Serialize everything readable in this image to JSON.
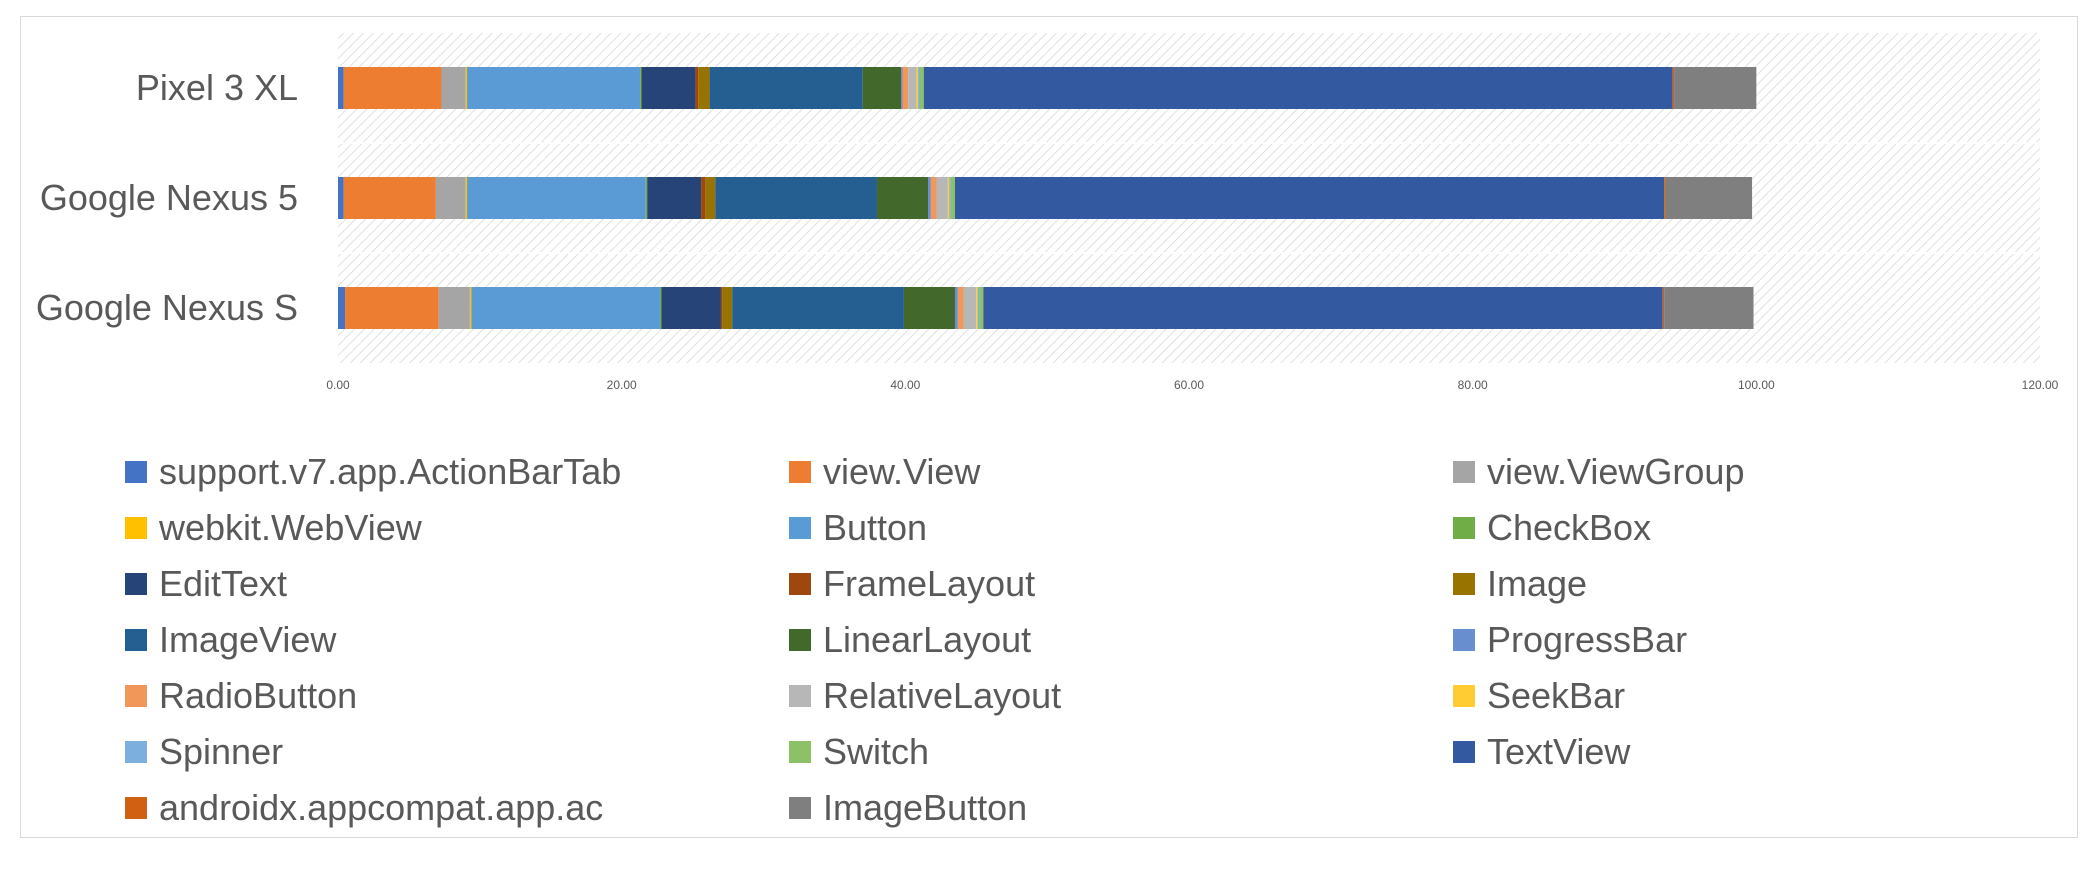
{
  "chart_data": {
    "type": "bar",
    "orientation": "horizontal",
    "stacked": true,
    "title": "",
    "xlabel": "",
    "ylabel": "",
    "xlim": [
      0,
      120
    ],
    "x_ticks": [
      "0.00",
      "20.00",
      "40.00",
      "60.00",
      "80.00",
      "100.00",
      "120.00"
    ],
    "categories": [
      "Pixel 3 XL",
      "Google Nexus 5",
      "Google Nexus S"
    ],
    "grid": false,
    "legend_position": "bottom",
    "series": [
      {
        "name": "support.v7.app.ActionBarTab",
        "color": "#4472C4",
        "values": [
          0.4,
          0.4,
          0.5
        ]
      },
      {
        "name": "view.View",
        "color": "#ED7D31",
        "values": [
          6.9,
          6.5,
          6.6
        ]
      },
      {
        "name": "view.ViewGroup",
        "color": "#A5A5A5",
        "values": [
          1.7,
          2.1,
          2.2
        ]
      },
      {
        "name": "webkit.WebView",
        "color": "#FFC000",
        "values": [
          0.1,
          0.1,
          0.1
        ]
      },
      {
        "name": "Button",
        "color": "#5B9BD5",
        "values": [
          12.2,
          12.6,
          13.3
        ]
      },
      {
        "name": "CheckBox",
        "color": "#70AD47",
        "values": [
          0.1,
          0.1,
          0.1
        ]
      },
      {
        "name": "EditText",
        "color": "#264478",
        "values": [
          3.8,
          3.8,
          4.2
        ]
      },
      {
        "name": "FrameLayout",
        "color": "#9E480E",
        "values": [
          0.2,
          0.3,
          0.1
        ]
      },
      {
        "name": "Image",
        "color": "#997300",
        "values": [
          0.8,
          0.7,
          0.7
        ]
      },
      {
        "name": "ImageView",
        "color": "#255E91",
        "values": [
          10.8,
          11.4,
          12.1
        ]
      },
      {
        "name": "LinearLayout",
        "color": "#43682B",
        "values": [
          2.7,
          3.6,
          3.6
        ]
      },
      {
        "name": "ProgressBar",
        "color": "#698ED0",
        "values": [
          0.1,
          0.2,
          0.2
        ]
      },
      {
        "name": "RadioButton",
        "color": "#F1975A",
        "values": [
          0.4,
          0.4,
          0.4
        ]
      },
      {
        "name": "RelativeLayout",
        "color": "#B7B7B7",
        "values": [
          0.6,
          0.8,
          0.9
        ]
      },
      {
        "name": "SeekBar",
        "color": "#FFCD33",
        "values": [
          0.1,
          0.1,
          0.1
        ]
      },
      {
        "name": "Spinner",
        "color": "#7CAFDD",
        "values": [
          0.1,
          0.1,
          0.1
        ]
      },
      {
        "name": "Switch",
        "color": "#8CC168",
        "values": [
          0.3,
          0.3,
          0.3
        ]
      },
      {
        "name": "TextView",
        "color": "#335AA1",
        "values": [
          52.8,
          50.0,
          47.9
        ]
      },
      {
        "name": "androidx.appcompat.app.ac",
        "color": "#D26012",
        "values": [
          0.1,
          0.1,
          0.1
        ]
      },
      {
        "name": "ImageButton",
        "color": "#7F7F7F",
        "values": [
          5.8,
          6.1,
          6.3
        ]
      }
    ]
  }
}
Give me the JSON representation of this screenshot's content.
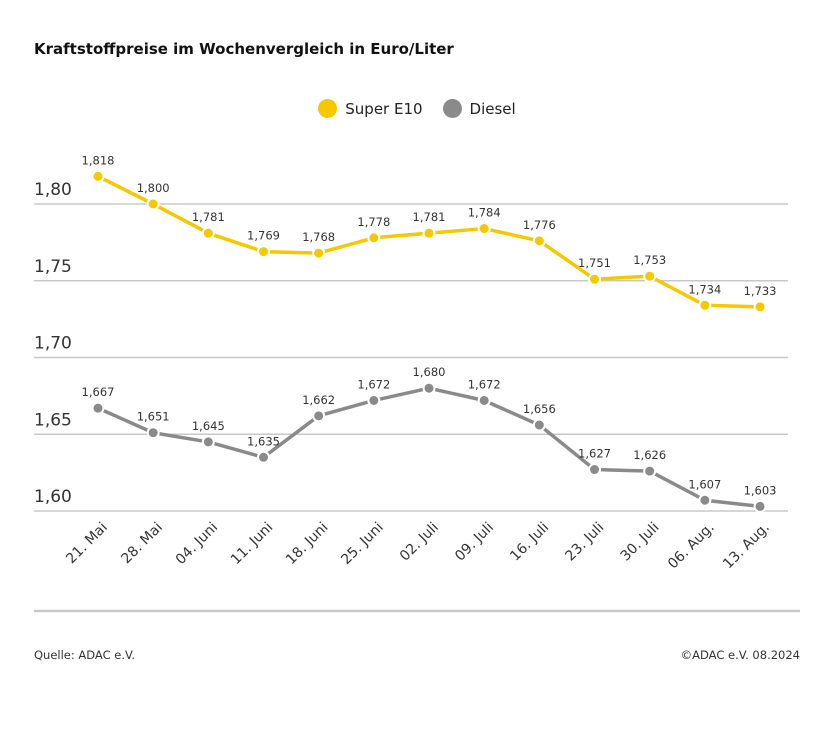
{
  "chart_data": {
    "type": "line",
    "title": "Kraftstoffpreise im Wochenvergleich in Euro/Liter",
    "categories": [
      "21. Mai",
      "28. Mai",
      "04. Juni",
      "11. Juni",
      "18. Juni",
      "25. Juni",
      "02. Juli",
      "09. Juli",
      "16. Juli",
      "23. Juli",
      "30. Juli",
      "06. Aug.",
      "13. Aug."
    ],
    "series": [
      {
        "name": "Super E10",
        "color": "#f5c800",
        "values": [
          1.818,
          1.8,
          1.781,
          1.769,
          1.768,
          1.778,
          1.781,
          1.784,
          1.776,
          1.751,
          1.753,
          1.734,
          1.733
        ],
        "labels": [
          "1,818",
          "1,800",
          "1,781",
          "1,769",
          "1,768",
          "1,778",
          "1,781",
          "1,784",
          "1,776",
          "1,751",
          "1,753",
          "1,734",
          "1,733"
        ]
      },
      {
        "name": "Diesel",
        "color": "#8a8a8a",
        "values": [
          1.667,
          1.651,
          1.645,
          1.635,
          1.662,
          1.672,
          1.68,
          1.672,
          1.656,
          1.627,
          1.626,
          1.607,
          1.603
        ],
        "labels": [
          "1,667",
          "1,651",
          "1,645",
          "1,635",
          "1,662",
          "1,672",
          "1,680",
          "1,672",
          "1,656",
          "1,627",
          "1,626",
          "1,607",
          "1,603"
        ]
      }
    ],
    "ylim": [
      1.6,
      1.8
    ],
    "yticks": [
      1.6,
      1.65,
      1.7,
      1.75,
      1.8
    ],
    "ytick_labels": [
      "1,60",
      "1,65",
      "1,70",
      "1,75",
      "1,80"
    ],
    "grid": true,
    "legend_position": "top-center"
  },
  "footer": {
    "source": "Quelle: ADAC e.V.",
    "copyright": "©ADAC e.V. 08.2024"
  }
}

───

Repeat the material verbatim. Do not carry over any picture.

Serialize everything readable in this image to JSON.
{
  "chart_data": {
    "type": "bar",
    "orientation": "horizontal",
    "stacked": true,
    "title": "",
    "xlabel": "",
    "ylabel": "",
    "xlim": [
      0,
      120
    ],
    "x_ticks": [
      "0.00",
      "20.00",
      "40.00",
      "60.00",
      "80.00",
      "100.00",
      "120.00"
    ],
    "categories": [
      "Pixel 3 XL",
      "Google Nexus 5",
      "Google Nexus S"
    ],
    "grid": false,
    "legend_position": "bottom",
    "series": [
      {
        "name": "support.v7.app.ActionBarTab",
        "color": "#4472C4",
        "values": [
          0.4,
          0.4,
          0.5
        ]
      },
      {
        "name": "view.View",
        "color": "#ED7D31",
        "values": [
          6.9,
          6.5,
          6.6
        ]
      },
      {
        "name": "view.ViewGroup",
        "color": "#A5A5A5",
        "values": [
          1.7,
          2.1,
          2.2
        ]
      },
      {
        "name": "webkit.WebView",
        "color": "#FFC000",
        "values": [
          0.1,
          0.1,
          0.1
        ]
      },
      {
        "name": "Button",
        "color": "#5B9BD5",
        "values": [
          12.2,
          12.6,
          13.3
        ]
      },
      {
        "name": "CheckBox",
        "color": "#70AD47",
        "values": [
          0.1,
          0.1,
          0.1
        ]
      },
      {
        "name": "EditText",
        "color": "#264478",
        "values": [
          3.8,
          3.8,
          4.2
        ]
      },
      {
        "name": "FrameLayout",
        "color": "#9E480E",
        "values": [
          0.2,
          0.3,
          0.1
        ]
      },
      {
        "name": "Image",
        "color": "#997300",
        "values": [
          0.8,
          0.7,
          0.7
        ]
      },
      {
        "name": "ImageView",
        "color": "#255E91",
        "values": [
          10.8,
          11.4,
          12.1
        ]
      },
      {
        "name": "LinearLayout",
        "color": "#43682B",
        "values": [
          2.7,
          3.6,
          3.6
        ]
      },
      {
        "name": "ProgressBar",
        "color": "#698ED0",
        "values": [
          0.1,
          0.2,
          0.2
        ]
      },
      {
        "name": "RadioButton",
        "color": "#F1975A",
        "values": [
          0.4,
          0.4,
          0.4
        ]
      },
      {
        "name": "RelativeLayout",
        "color": "#B7B7B7",
        "values": [
          0.6,
          0.8,
          0.9
        ]
      },
      {
        "name": "SeekBar",
        "color": "#FFCD33",
        "values": [
          0.1,
          0.1,
          0.1
        ]
      },
      {
        "name": "Spinner",
        "color": "#7CAFDD",
        "values": [
          0.1,
          0.1,
          0.1
        ]
      },
      {
        "name": "Switch",
        "color": "#8CC168",
        "values": [
          0.3,
          0.3,
          0.3
        ]
      },
      {
        "name": "TextView",
        "color": "#335AA1",
        "values": [
          52.8,
          50.0,
          47.9
        ]
      },
      {
        "name": "androidx.appcompat.app.ac",
        "color": "#D26012",
        "values": [
          0.1,
          0.1,
          0.1
        ]
      },
      {
        "name": "ImageButton",
        "color": "#7F7F7F",
        "values": [
          5.8,
          6.1,
          6.3
        ]
      }
    ]
  }
}
Give me the JSON representation of this screenshot's content.
{
  "chart_data": {
    "type": "line",
    "title": "Kraftstoffpreise im Wochenvergleich in Euro/Liter",
    "categories": [
      "21. Mai",
      "28. Mai",
      "04. Juni",
      "11. Juni",
      "18. Juni",
      "25. Juni",
      "02. Juli",
      "09. Juli",
      "16. Juli",
      "23. Juli",
      "30. Juli",
      "06. Aug.",
      "13. Aug."
    ],
    "series": [
      {
        "name": "Super E10",
        "color": "#f5c800",
        "values": [
          1.818,
          1.8,
          1.781,
          1.769,
          1.768,
          1.778,
          1.781,
          1.784,
          1.776,
          1.751,
          1.753,
          1.734,
          1.733
        ],
        "labels": [
          "1,818",
          "1,800",
          "1,781",
          "1,769",
          "1,768",
          "1,778",
          "1,781",
          "1,784",
          "1,776",
          "1,751",
          "1,753",
          "1,734",
          "1,733"
        ]
      },
      {
        "name": "Diesel",
        "color": "#8a8a8a",
        "values": [
          1.667,
          1.651,
          1.645,
          1.635,
          1.662,
          1.672,
          1.68,
          1.672,
          1.656,
          1.627,
          1.626,
          1.607,
          1.603
        ],
        "labels": [
          "1,667",
          "1,651",
          "1,645",
          "1,635",
          "1,662",
          "1,672",
          "1,680",
          "1,672",
          "1,656",
          "1,627",
          "1,626",
          "1,607",
          "1,603"
        ]
      }
    ],
    "ylim": [
      1.6,
      1.8
    ],
    "yticks": [
      1.6,
      1.65,
      1.7,
      1.75,
      1.8
    ],
    "ytick_labels": [
      "1,60",
      "1,65",
      "1,70",
      "1,75",
      "1,80"
    ],
    "grid": true,
    "legend_position": "top-center"
  },
  "footer": {
    "source": "Quelle: ADAC e.V.",
    "copyright": "©ADAC e.V. 08.2024"
  }
}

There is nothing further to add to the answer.